Find the lines of data that contain the string "Other", then list them.
## Begin The records
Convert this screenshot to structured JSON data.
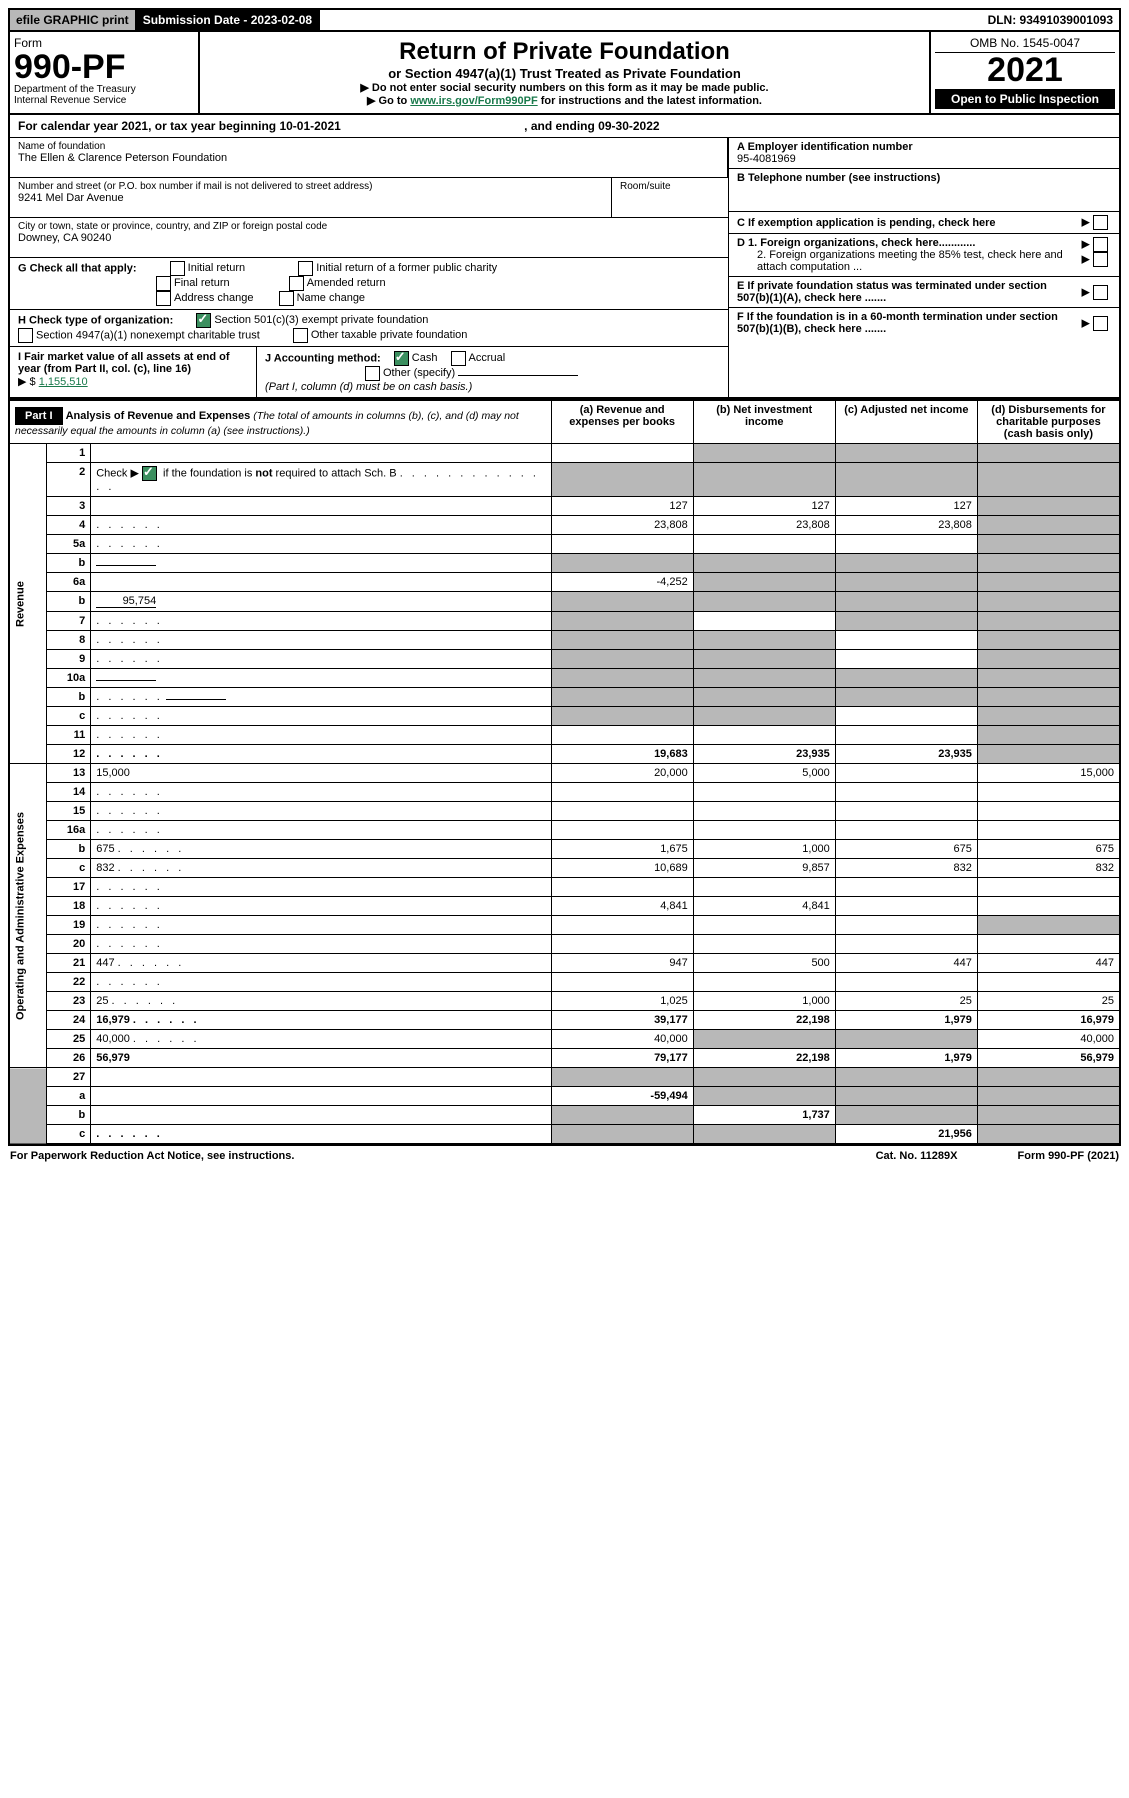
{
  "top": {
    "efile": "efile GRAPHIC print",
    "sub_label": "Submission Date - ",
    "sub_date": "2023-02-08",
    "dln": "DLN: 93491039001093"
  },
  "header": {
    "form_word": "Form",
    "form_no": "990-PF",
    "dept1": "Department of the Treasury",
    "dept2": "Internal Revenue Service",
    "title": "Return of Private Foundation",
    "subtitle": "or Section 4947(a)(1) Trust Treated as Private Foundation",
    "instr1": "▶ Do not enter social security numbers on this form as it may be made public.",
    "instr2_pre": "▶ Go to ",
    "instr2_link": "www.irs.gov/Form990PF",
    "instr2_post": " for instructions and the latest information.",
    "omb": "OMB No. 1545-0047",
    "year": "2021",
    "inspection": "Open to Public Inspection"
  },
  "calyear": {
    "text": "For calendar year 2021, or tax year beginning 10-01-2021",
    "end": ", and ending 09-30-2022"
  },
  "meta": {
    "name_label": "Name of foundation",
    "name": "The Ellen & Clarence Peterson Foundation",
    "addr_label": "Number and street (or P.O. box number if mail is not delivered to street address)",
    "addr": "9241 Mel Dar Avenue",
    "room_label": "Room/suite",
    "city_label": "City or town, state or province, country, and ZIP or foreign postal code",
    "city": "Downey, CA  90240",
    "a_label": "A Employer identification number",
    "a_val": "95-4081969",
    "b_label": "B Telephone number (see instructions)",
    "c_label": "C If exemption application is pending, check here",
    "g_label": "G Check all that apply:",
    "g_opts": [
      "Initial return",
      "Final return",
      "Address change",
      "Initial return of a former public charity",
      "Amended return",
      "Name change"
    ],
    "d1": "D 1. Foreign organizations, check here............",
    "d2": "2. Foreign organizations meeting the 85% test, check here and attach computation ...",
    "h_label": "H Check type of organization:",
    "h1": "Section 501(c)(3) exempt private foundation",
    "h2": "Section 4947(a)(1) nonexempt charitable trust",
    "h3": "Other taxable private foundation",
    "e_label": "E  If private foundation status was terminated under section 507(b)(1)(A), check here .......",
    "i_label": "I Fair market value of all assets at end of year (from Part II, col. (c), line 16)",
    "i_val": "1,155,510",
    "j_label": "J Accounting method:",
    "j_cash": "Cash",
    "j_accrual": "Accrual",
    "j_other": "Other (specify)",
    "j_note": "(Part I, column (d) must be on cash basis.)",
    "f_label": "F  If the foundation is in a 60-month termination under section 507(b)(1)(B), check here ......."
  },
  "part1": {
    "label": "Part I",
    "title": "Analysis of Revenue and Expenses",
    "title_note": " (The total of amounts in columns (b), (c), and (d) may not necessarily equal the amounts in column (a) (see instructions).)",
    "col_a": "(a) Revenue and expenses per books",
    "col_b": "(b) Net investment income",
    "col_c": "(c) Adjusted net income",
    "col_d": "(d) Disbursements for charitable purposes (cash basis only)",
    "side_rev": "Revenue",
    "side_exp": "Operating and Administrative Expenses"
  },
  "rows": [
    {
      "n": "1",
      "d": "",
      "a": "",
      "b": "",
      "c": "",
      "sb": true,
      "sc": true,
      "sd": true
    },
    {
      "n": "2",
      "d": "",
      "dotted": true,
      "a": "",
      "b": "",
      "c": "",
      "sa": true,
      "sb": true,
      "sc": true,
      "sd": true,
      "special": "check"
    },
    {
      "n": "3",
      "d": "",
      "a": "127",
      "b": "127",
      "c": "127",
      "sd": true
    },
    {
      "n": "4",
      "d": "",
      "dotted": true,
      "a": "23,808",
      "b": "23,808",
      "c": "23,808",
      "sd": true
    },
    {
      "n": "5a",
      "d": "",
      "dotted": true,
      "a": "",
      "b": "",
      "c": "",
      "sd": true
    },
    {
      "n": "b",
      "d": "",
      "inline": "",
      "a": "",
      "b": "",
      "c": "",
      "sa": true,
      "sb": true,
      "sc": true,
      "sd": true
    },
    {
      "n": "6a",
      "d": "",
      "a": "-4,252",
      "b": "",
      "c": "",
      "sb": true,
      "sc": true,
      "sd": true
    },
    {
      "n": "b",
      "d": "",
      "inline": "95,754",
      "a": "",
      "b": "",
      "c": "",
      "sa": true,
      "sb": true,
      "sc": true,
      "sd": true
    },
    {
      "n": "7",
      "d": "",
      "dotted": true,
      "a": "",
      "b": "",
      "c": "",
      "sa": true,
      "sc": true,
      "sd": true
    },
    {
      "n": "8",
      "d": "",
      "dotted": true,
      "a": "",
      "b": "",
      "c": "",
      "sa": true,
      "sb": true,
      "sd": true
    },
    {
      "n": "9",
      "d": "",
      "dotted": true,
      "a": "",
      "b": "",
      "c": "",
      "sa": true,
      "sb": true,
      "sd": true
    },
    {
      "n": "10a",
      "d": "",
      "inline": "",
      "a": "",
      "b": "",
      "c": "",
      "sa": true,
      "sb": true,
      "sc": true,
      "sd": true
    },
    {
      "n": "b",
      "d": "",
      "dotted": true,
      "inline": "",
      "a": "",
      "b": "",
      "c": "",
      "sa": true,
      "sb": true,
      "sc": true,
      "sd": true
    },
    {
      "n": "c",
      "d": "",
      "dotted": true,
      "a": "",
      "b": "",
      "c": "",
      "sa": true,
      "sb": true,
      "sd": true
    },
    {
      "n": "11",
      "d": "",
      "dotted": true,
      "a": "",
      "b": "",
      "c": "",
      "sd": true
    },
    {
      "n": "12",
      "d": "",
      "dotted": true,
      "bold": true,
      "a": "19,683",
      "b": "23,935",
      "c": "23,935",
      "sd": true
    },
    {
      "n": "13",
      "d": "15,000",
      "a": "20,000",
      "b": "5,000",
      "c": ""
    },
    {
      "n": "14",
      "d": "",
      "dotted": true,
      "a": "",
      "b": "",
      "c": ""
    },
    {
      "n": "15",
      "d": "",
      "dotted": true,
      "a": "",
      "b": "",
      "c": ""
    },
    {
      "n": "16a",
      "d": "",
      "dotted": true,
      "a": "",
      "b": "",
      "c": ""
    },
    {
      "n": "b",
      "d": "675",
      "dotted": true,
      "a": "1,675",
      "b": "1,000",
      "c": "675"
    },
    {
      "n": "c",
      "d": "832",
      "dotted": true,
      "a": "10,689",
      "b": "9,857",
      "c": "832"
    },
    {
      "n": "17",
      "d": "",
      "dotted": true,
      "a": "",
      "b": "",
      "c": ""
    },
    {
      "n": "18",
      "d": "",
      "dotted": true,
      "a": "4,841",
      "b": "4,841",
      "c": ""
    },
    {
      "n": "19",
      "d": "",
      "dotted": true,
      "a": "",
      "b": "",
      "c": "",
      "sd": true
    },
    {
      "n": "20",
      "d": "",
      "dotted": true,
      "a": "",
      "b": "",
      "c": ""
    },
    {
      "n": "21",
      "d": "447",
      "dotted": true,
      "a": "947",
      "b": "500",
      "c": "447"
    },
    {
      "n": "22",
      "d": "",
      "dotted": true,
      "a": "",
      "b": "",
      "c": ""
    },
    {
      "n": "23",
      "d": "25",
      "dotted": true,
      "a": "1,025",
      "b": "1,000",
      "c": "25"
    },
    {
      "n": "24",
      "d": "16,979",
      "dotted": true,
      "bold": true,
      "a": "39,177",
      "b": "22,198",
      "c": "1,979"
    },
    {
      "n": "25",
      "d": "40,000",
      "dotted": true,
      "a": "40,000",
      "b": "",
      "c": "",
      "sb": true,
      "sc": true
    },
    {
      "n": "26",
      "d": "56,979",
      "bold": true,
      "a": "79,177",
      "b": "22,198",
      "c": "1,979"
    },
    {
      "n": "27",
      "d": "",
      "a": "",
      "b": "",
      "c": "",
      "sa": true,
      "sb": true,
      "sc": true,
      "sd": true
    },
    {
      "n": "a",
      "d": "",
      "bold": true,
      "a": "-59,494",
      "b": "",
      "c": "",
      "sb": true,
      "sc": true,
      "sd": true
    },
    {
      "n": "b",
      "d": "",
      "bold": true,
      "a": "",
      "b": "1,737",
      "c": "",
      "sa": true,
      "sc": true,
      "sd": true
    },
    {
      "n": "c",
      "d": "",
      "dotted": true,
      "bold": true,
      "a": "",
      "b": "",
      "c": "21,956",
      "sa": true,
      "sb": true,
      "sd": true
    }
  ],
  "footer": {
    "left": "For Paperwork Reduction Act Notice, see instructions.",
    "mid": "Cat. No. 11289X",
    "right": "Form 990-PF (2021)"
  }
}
## End The records
# Complete response:
    "h3": "Other taxable private foundation",
    "j_other": "Other (specify)",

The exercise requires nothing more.